» **Objective**
Every line that contains "порошок" counts once; give the total number of such lines, with no other words.

» **Provided data**
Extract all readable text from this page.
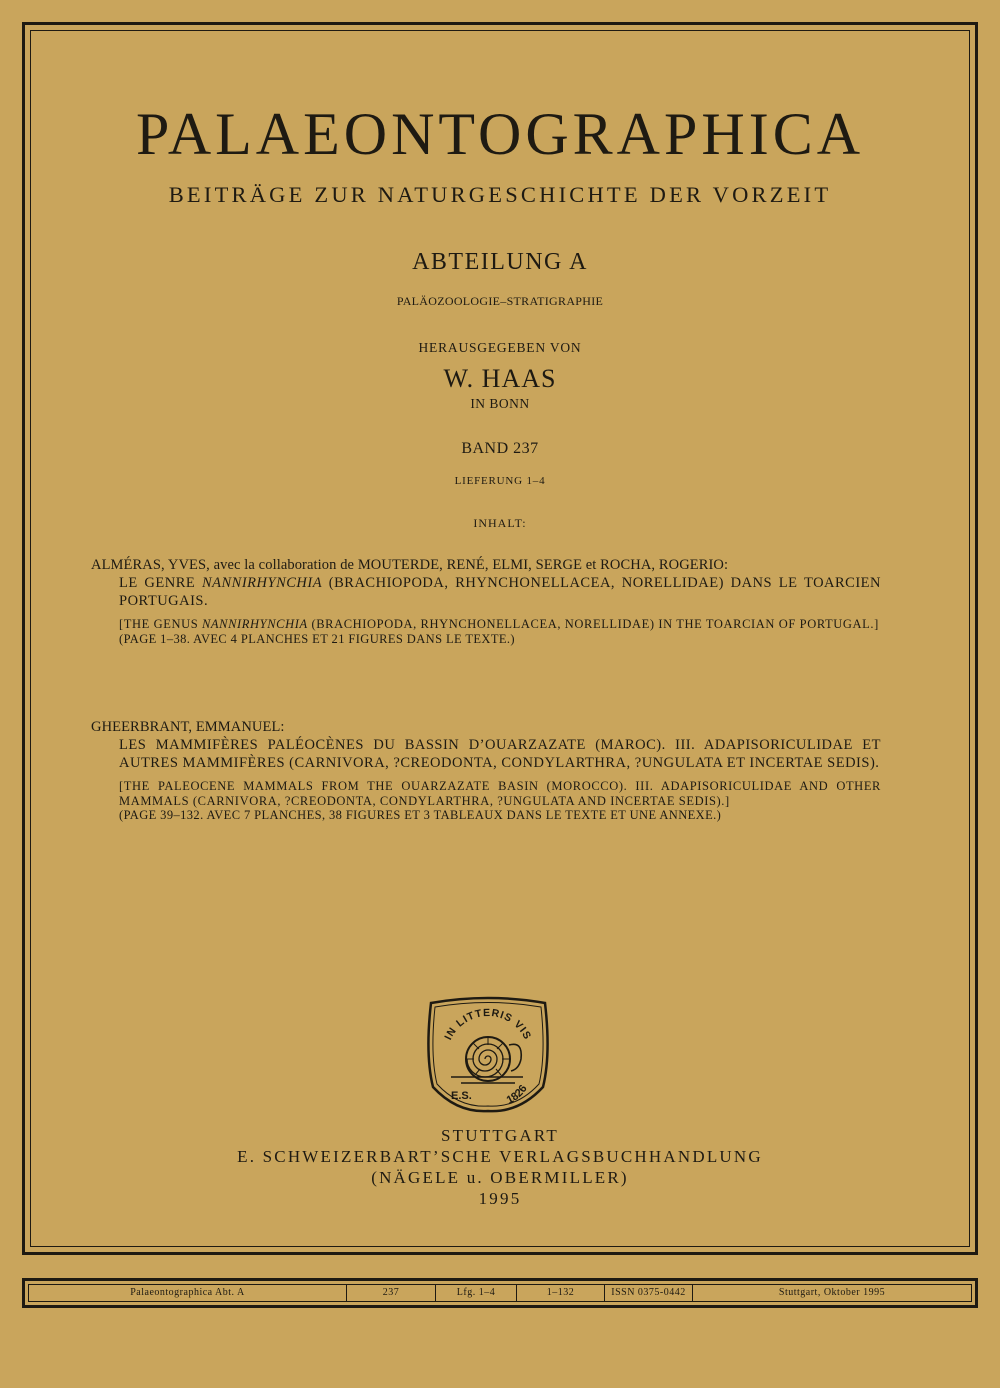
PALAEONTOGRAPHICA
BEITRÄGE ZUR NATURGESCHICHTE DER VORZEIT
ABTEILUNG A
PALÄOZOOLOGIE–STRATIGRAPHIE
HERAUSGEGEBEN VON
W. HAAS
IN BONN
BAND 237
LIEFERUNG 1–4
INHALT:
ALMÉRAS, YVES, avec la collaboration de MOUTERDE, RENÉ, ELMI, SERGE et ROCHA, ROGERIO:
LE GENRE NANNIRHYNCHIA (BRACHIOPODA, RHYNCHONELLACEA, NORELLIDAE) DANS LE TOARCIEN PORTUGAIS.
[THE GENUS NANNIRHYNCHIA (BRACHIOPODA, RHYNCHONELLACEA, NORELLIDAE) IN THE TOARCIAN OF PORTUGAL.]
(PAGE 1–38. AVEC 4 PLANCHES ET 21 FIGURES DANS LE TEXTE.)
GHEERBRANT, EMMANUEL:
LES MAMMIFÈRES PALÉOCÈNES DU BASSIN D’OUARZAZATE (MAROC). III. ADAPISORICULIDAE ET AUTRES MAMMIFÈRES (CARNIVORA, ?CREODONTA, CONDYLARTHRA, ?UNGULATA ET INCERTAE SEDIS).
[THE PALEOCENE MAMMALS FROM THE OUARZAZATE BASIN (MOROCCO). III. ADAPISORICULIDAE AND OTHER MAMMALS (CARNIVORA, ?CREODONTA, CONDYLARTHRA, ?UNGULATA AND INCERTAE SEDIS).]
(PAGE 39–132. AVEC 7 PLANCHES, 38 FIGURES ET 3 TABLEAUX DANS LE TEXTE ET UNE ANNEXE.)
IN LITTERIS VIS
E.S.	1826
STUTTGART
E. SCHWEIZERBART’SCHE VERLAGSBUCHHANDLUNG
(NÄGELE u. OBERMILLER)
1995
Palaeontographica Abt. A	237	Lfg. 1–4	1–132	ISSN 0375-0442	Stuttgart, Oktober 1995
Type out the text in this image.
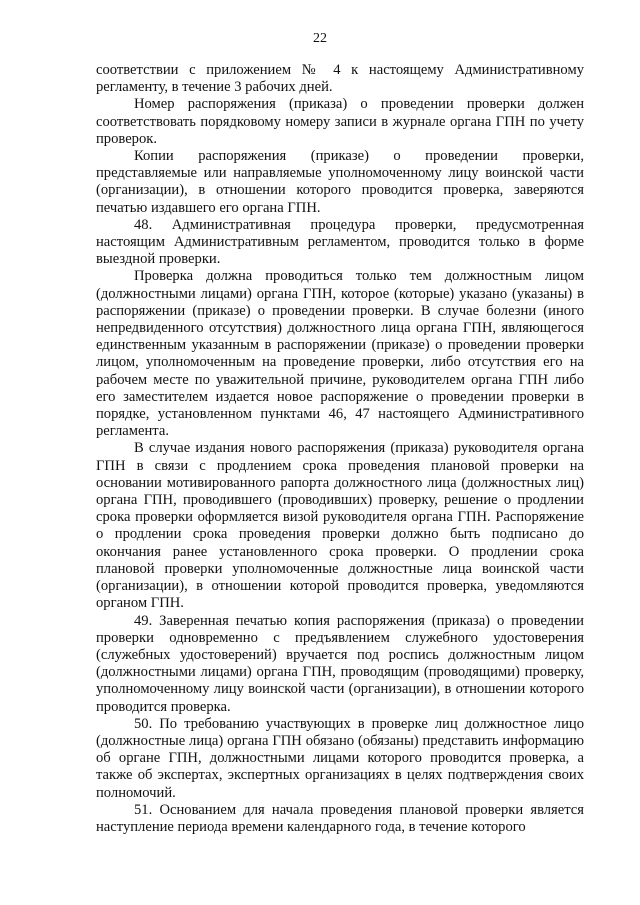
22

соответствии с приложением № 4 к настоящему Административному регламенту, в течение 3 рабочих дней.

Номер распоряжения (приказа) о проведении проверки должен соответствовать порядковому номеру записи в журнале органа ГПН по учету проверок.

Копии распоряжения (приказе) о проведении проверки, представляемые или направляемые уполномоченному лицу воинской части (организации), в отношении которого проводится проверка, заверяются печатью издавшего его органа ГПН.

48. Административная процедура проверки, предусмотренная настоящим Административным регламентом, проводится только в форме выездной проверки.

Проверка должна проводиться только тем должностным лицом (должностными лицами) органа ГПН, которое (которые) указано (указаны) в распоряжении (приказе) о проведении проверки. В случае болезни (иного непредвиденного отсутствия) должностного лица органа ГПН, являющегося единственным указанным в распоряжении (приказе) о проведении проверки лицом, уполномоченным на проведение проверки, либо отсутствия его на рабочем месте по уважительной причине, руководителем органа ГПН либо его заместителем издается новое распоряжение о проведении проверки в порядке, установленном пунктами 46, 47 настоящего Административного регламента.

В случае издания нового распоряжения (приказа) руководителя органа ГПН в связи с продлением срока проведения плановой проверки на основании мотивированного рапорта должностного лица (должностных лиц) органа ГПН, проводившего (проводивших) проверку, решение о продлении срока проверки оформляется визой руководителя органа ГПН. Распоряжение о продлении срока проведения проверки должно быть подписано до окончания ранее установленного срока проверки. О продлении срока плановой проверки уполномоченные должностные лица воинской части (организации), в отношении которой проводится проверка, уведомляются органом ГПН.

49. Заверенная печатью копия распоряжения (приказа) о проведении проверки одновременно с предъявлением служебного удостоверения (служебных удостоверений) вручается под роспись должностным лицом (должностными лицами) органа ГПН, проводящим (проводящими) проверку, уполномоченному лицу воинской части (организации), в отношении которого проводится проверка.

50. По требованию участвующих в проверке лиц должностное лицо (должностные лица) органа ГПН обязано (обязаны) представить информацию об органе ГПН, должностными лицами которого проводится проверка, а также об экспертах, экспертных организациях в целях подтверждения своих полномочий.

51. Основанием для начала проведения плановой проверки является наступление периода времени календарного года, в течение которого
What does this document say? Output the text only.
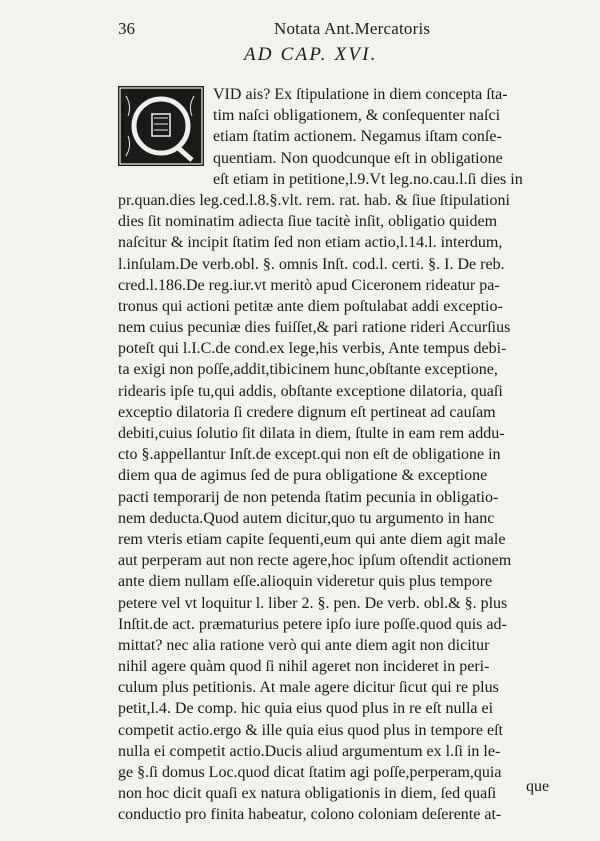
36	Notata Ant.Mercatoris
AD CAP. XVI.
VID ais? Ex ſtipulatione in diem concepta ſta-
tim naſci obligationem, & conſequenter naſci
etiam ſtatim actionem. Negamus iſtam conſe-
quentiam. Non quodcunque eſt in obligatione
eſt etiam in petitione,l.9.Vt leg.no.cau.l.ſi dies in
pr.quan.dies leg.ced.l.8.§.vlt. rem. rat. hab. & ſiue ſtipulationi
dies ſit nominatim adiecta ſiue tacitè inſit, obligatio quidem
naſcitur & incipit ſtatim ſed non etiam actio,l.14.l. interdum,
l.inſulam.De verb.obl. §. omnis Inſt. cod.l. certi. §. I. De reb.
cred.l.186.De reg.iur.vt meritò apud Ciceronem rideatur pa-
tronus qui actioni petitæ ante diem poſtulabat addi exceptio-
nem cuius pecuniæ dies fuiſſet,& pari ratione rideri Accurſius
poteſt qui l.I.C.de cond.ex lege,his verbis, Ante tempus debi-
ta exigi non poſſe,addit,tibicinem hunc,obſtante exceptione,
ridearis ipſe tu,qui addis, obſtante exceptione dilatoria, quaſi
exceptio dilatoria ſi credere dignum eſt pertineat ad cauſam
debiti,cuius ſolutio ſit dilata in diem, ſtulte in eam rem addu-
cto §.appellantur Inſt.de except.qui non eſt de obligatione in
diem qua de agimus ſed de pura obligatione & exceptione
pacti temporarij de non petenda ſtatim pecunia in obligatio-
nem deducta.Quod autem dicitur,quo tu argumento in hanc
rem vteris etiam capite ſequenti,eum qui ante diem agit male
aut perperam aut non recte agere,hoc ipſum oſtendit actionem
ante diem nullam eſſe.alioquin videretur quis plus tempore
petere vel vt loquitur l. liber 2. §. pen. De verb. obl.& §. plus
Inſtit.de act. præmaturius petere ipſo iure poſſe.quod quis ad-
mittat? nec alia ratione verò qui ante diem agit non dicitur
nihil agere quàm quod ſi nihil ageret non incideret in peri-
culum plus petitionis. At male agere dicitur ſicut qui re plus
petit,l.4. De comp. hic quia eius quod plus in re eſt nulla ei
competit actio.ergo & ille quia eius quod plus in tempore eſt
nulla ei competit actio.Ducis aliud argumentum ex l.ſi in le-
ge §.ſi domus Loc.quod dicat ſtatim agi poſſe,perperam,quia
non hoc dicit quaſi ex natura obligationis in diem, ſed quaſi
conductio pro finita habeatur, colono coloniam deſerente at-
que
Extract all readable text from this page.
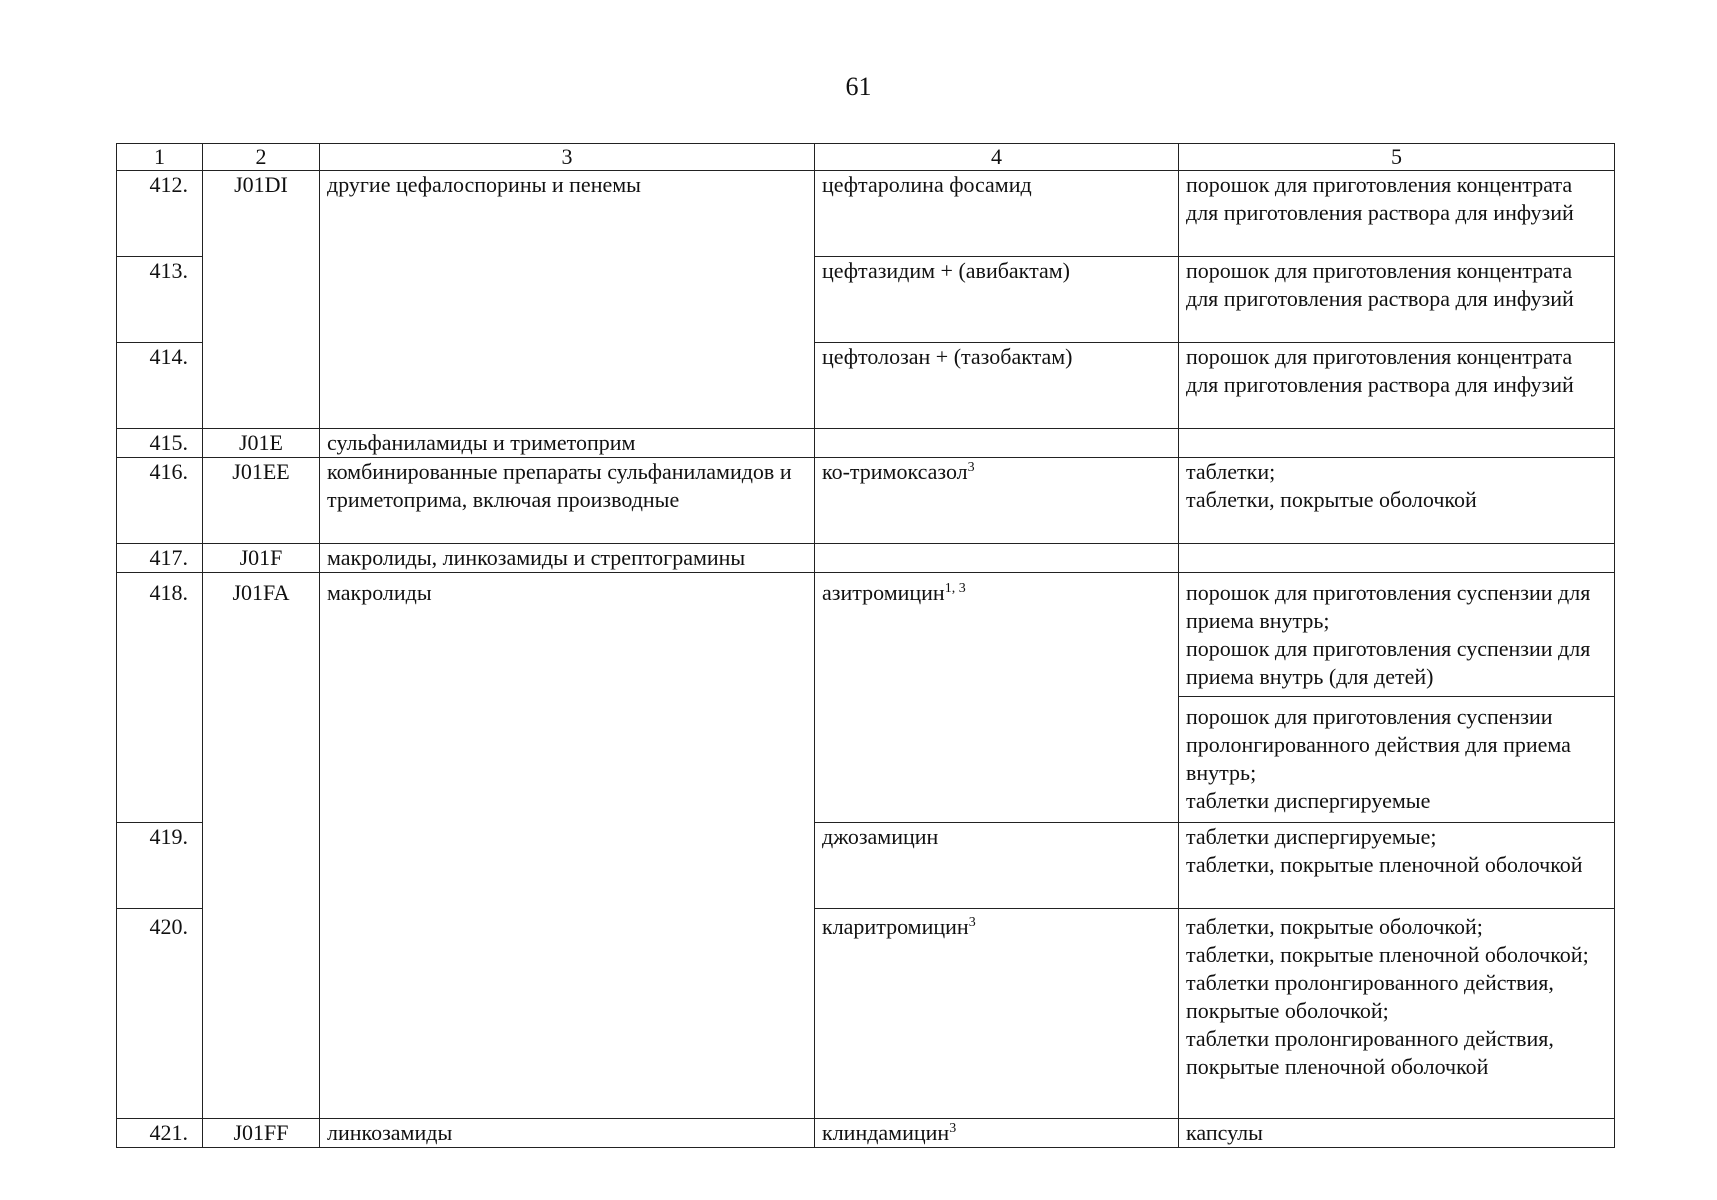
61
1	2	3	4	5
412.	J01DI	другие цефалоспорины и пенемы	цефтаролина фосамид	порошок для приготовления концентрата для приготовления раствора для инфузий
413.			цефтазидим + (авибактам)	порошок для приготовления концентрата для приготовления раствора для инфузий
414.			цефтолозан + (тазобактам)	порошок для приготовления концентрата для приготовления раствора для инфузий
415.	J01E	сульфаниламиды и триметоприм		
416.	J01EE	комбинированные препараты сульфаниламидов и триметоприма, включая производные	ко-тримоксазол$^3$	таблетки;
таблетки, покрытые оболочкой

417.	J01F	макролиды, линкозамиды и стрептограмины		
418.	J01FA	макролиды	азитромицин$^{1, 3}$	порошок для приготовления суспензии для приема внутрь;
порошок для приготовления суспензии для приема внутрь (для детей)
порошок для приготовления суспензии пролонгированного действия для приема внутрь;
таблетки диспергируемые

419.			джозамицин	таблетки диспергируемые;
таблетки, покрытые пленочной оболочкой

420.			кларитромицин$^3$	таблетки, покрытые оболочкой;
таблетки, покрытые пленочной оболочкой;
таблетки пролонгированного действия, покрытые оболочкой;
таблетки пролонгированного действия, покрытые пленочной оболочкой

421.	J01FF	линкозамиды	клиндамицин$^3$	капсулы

» **Output**
6